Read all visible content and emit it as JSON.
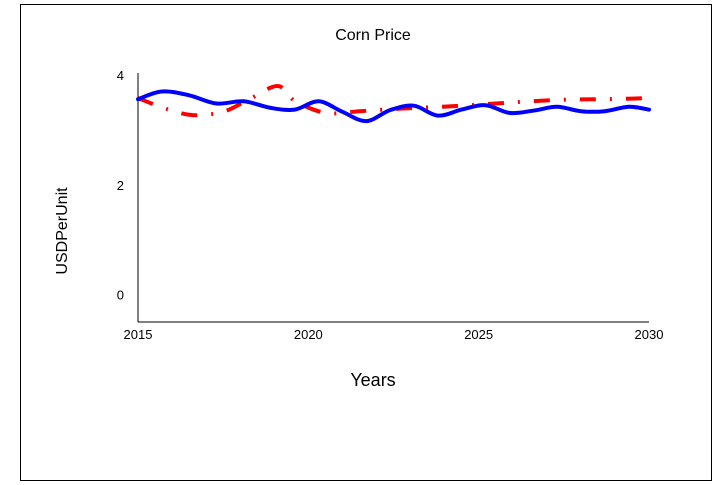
{
  "chart_data": {
    "type": "line",
    "title": "Corn Price",
    "xlabel": "Years",
    "ylabel": "USDPerUnit",
    "xlim": [
      2015,
      2030
    ],
    "ylim": [
      -0.5,
      4
    ],
    "x_ticks": [
      "2015",
      "2020",
      "2025",
      "2030"
    ],
    "y_ticks": [
      "0",
      "2",
      "4"
    ],
    "grid": false,
    "legend": "none",
    "series": [
      {
        "color": "#0000ff",
        "style": "solid",
        "x": [
          2015,
          2015.7,
          2016.5,
          2017.3,
          2018.1,
          2018.9,
          2019.6,
          2020.3,
          2021.0,
          2021.7,
          2022.4,
          2023.1,
          2023.8,
          2024.5,
          2025.2,
          2025.9,
          2026.6,
          2027.3,
          2028.0,
          2028.7,
          2029.4,
          2030
        ],
        "y": [
          3.56,
          3.7,
          3.63,
          3.48,
          3.52,
          3.4,
          3.37,
          3.52,
          3.33,
          3.16,
          3.36,
          3.44,
          3.26,
          3.37,
          3.45,
          3.31,
          3.35,
          3.42,
          3.34,
          3.34,
          3.42,
          3.37
        ]
      },
      {
        "color": "#ff0000",
        "style": "dash-dot",
        "x": [
          2015,
          2015.8,
          2016.6,
          2017.5,
          2018.3,
          2019.1,
          2019.6,
          2020.5,
          2021.5,
          2022.5,
          2023.5,
          2024.5,
          2025.5,
          2026.5,
          2027.5,
          2028.5,
          2029.5,
          2030
        ],
        "y": [
          3.58,
          3.39,
          3.27,
          3.33,
          3.57,
          3.8,
          3.53,
          3.31,
          3.34,
          3.38,
          3.41,
          3.44,
          3.48,
          3.52,
          3.55,
          3.56,
          3.57,
          3.58
        ]
      }
    ]
  }
}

• [TO BE DONE]
Output, exactly, all the records above; include no pictures.

• [FULL ANSWER]
Read all visible content and emit it as JSON.
{
  "chart_data": {
    "type": "line",
    "title": "Corn Price",
    "xlabel": "Years",
    "ylabel": "USDPerUnit",
    "xlim": [
      2015,
      2030
    ],
    "ylim": [
      -0.5,
      4
    ],
    "x_ticks": [
      "2015",
      "2020",
      "2025",
      "2030"
    ],
    "y_ticks": [
      "0",
      "2",
      "4"
    ],
    "grid": false,
    "legend": "none",
    "series": [
      {
        "color": "#0000ff",
        "style": "solid",
        "x": [
          2015,
          2015.7,
          2016.5,
          2017.3,
          2018.1,
          2018.9,
          2019.6,
          2020.3,
          2021.0,
          2021.7,
          2022.4,
          2023.1,
          2023.8,
          2024.5,
          2025.2,
          2025.9,
          2026.6,
          2027.3,
          2028.0,
          2028.7,
          2029.4,
          2030
        ],
        "y": [
          3.56,
          3.7,
          3.63,
          3.48,
          3.52,
          3.4,
          3.37,
          3.52,
          3.33,
          3.16,
          3.36,
          3.44,
          3.26,
          3.37,
          3.45,
          3.31,
          3.35,
          3.42,
          3.34,
          3.34,
          3.42,
          3.37
        ]
      },
      {
        "color": "#ff0000",
        "style": "dash-dot",
        "x": [
          2015,
          2015.8,
          2016.6,
          2017.5,
          2018.3,
          2019.1,
          2019.6,
          2020.5,
          2021.5,
          2022.5,
          2023.5,
          2024.5,
          2025.5,
          2026.5,
          2027.5,
          2028.5,
          2029.5,
          2030
        ],
        "y": [
          3.58,
          3.39,
          3.27,
          3.33,
          3.57,
          3.8,
          3.53,
          3.31,
          3.34,
          3.38,
          3.41,
          3.44,
          3.48,
          3.52,
          3.55,
          3.56,
          3.57,
          3.58
        ]
      }
    ]
  }
}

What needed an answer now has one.